◆ DIRECTION ◆
Return all the data, word for word.

◆ DATA SECTION ◆
────────────────────────────────────────

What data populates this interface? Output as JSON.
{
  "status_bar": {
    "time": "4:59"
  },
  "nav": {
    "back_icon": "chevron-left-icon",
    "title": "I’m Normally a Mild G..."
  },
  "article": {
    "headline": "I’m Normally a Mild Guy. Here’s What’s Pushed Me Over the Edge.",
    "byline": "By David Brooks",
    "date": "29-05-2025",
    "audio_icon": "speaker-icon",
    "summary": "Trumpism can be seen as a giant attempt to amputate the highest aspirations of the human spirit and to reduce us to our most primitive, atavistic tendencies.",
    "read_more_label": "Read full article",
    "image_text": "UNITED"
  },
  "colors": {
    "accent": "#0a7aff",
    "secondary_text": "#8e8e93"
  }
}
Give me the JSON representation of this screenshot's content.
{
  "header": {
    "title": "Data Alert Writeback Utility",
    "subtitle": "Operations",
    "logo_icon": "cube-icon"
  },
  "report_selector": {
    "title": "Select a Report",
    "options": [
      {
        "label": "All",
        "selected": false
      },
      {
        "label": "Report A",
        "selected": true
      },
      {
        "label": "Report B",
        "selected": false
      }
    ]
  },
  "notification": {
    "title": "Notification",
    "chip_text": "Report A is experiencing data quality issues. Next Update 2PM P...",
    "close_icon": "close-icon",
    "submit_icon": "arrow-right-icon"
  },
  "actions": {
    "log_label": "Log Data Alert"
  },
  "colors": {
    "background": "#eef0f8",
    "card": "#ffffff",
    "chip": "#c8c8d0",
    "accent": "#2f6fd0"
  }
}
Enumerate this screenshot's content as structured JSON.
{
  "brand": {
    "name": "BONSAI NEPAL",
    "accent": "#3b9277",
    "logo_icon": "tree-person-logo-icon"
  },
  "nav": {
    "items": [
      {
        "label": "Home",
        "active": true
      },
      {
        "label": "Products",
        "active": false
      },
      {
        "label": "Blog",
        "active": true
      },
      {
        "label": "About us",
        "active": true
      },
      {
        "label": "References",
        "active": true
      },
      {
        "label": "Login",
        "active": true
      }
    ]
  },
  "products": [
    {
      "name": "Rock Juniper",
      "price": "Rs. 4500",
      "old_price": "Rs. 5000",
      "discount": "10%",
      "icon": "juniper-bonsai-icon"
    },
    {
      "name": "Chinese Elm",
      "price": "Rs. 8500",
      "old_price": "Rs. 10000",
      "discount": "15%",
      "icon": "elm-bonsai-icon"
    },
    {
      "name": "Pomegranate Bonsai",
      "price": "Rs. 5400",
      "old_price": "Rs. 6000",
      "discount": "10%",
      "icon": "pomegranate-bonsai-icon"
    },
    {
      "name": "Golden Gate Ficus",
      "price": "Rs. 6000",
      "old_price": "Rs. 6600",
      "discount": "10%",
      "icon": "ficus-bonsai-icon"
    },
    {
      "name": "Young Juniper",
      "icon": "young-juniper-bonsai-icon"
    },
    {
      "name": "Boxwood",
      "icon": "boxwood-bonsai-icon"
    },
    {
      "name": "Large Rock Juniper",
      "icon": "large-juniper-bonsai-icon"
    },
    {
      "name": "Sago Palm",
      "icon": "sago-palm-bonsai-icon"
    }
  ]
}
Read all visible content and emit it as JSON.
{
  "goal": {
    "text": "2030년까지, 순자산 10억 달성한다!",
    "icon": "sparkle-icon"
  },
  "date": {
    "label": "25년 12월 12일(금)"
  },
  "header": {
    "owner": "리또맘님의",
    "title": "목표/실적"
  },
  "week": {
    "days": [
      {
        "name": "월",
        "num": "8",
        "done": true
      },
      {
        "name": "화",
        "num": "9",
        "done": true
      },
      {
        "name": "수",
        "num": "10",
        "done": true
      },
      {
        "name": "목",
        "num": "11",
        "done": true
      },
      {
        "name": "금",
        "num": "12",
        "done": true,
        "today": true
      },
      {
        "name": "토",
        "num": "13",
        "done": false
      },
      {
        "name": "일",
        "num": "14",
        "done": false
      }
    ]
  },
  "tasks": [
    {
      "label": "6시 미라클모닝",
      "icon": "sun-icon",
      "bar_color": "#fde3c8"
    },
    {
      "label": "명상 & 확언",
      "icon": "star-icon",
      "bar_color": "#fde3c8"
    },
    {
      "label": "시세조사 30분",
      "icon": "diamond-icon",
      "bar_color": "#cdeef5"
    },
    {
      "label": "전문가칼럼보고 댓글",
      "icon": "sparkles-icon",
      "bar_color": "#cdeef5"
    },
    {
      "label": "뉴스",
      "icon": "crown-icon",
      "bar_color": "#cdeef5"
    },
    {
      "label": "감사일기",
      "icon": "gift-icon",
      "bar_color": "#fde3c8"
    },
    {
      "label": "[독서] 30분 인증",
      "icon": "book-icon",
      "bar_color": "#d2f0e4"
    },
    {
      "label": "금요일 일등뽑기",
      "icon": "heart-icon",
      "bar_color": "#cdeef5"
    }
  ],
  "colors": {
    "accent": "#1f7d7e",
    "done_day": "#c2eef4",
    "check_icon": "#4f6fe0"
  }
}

────────────────────────────────────────

◆ EXPECTED OUTPUT ◆
What data populates this interface? Output as JSON.
{
  "status_bar": {
    "time": "4:59"
  },
  "nav": {
    "back_icon": "chevron-left-icon",
    "title": "I’m Normally a Mild G..."
  },
  "article": {
    "headline": "I’m Normally a Mild Guy. Here’s What’s Pushed Me Over the Edge.",
    "byline": "By David Brooks",
    "date": "29-05-2025",
    "audio_icon": "speaker-icon",
    "summary": "Trumpism can be seen as a giant attempt to amputate the highest aspirations of the human spirit and to reduce us to our most primitive, atavistic tendencies.",
    "read_more_label": "Read full article",
    "image_text": "UNITED"
  },
  "colors": {
    "accent": "#0a7aff",
    "secondary_text": "#8e8e93"
  }
}
Give me the JSON representation of this screenshot's content.
{
  "header": {
    "title": "Data Alert Writeback Utility",
    "subtitle": "Operations",
    "logo_icon": "cube-icon"
  },
  "report_selector": {
    "title": "Select a Report",
    "options": [
      {
        "label": "All",
        "selected": false
      },
      {
        "label": "Report A",
        "selected": true
      },
      {
        "label": "Report B",
        "selected": false
      }
    ]
  },
  "notification": {
    "title": "Notification",
    "chip_text": "Report A is experiencing data quality issues. Next Update 2PM P...",
    "close_icon": "close-icon",
    "submit_icon": "arrow-right-icon"
  },
  "actions": {
    "log_label": "Log Data Alert"
  },
  "colors": {
    "background": "#eef0f8",
    "card": "#ffffff",
    "chip": "#c8c8d0",
    "accent": "#2f6fd0"
  }
}
Enumerate this screenshot's content as structured JSON.
{
  "brand": {
    "name": "BONSAI NEPAL",
    "accent": "#3b9277",
    "logo_icon": "tree-person-logo-icon"
  },
  "nav": {
    "items": [
      {
        "label": "Home",
        "active": true
      },
      {
        "label": "Products",
        "active": false
      },
      {
        "label": "Blog",
        "active": true
      },
      {
        "label": "About us",
        "active": true
      },
      {
        "label": "References",
        "active": true
      },
      {
        "label": "Login",
        "active": true
      }
    ]
  },
  "products": [
    {
      "name": "Rock Juniper",
      "price": "Rs. 4500",
      "old_price": "Rs. 5000",
      "discount": "10%",
      "icon": "juniper-bonsai-icon"
    },
    {
      "name": "Chinese Elm",
      "price": "Rs. 8500",
      "old_price": "Rs. 10000",
      "discount": "15%",
      "icon": "elm-bonsai-icon"
    },
    {
      "name": "Pomegranate Bonsai",
      "price": "Rs. 5400",
      "old_price": "Rs. 6000",
      "discount": "10%",
      "icon": "pomegranate-bonsai-icon"
    },
    {
      "name": "Golden Gate Ficus",
      "price": "Rs. 6000",
      "old_price": "Rs. 6600",
      "discount": "10%",
      "icon": "ficus-bonsai-icon"
    },
    {
      "name": "Young Juniper",
      "icon": "young-juniper-bonsai-icon"
    },
    {
      "name": "Boxwood",
      "icon": "boxwood-bonsai-icon"
    },
    {
      "name": "Large Rock Juniper",
      "icon": "large-juniper-bonsai-icon"
    },
    {
      "name": "Sago Palm",
      "icon": "sago-palm-bonsai-icon"
    }
  ]
}
Read all visible content and emit it as JSON.
{
  "goal": {
    "text": "2030년까지, 순자산 10억 달성한다!",
    "icon": "sparkle-icon"
  },
  "date": {
    "label": "25년 12월 12일(금)"
  },
  "header": {
    "owner": "리또맘님의",
    "title": "목표/실적"
  },
  "week": {
    "days": [
      {
        "name": "월",
        "num": "8",
        "done": true
      },
      {
        "name": "화",
        "num": "9",
        "done": true
      },
      {
        "name": "수",
        "num": "10",
        "done": true
      },
      {
        "name": "목",
        "num": "11",
        "done": true
      },
      {
        "name": "금",
        "num": "12",
        "done": true,
        "today": true
      },
      {
        "name": "토",
        "num": "13",
        "done": false
      },
      {
        "name": "일",
        "num": "14",
        "done": false
      }
    ]
  },
  "tasks": [
    {
      "label": "6시 미라클모닝",
      "icon": "sun-icon",
      "bar_color": "#fde3c8"
    },
    {
      "label": "명상 & 확언",
      "icon": "star-icon",
      "bar_color": "#fde3c8"
    },
    {
      "label": "시세조사 30분",
      "icon": "diamond-icon",
      "bar_color": "#cdeef5"
    },
    {
      "label": "전문가칼럼보고 댓글",
      "icon": "sparkles-icon",
      "bar_color": "#cdeef5"
    },
    {
      "label": "뉴스",
      "icon": "crown-icon",
      "bar_color": "#cdeef5"
    },
    {
      "label": "감사일기",
      "icon": "gift-icon",
      "bar_color": "#fde3c8"
    },
    {
      "label": "[독서] 30분 인증",
      "icon": "book-icon",
      "bar_color": "#d2f0e4"
    },
    {
      "label": "금요일 일등뽑기",
      "icon": "heart-icon",
      "bar_color": "#cdeef5"
    }
  ],
  "colors": {
    "accent": "#1f7d7e",
    "done_day": "#c2eef4",
    "check_icon": "#4f6fe0"
  }
}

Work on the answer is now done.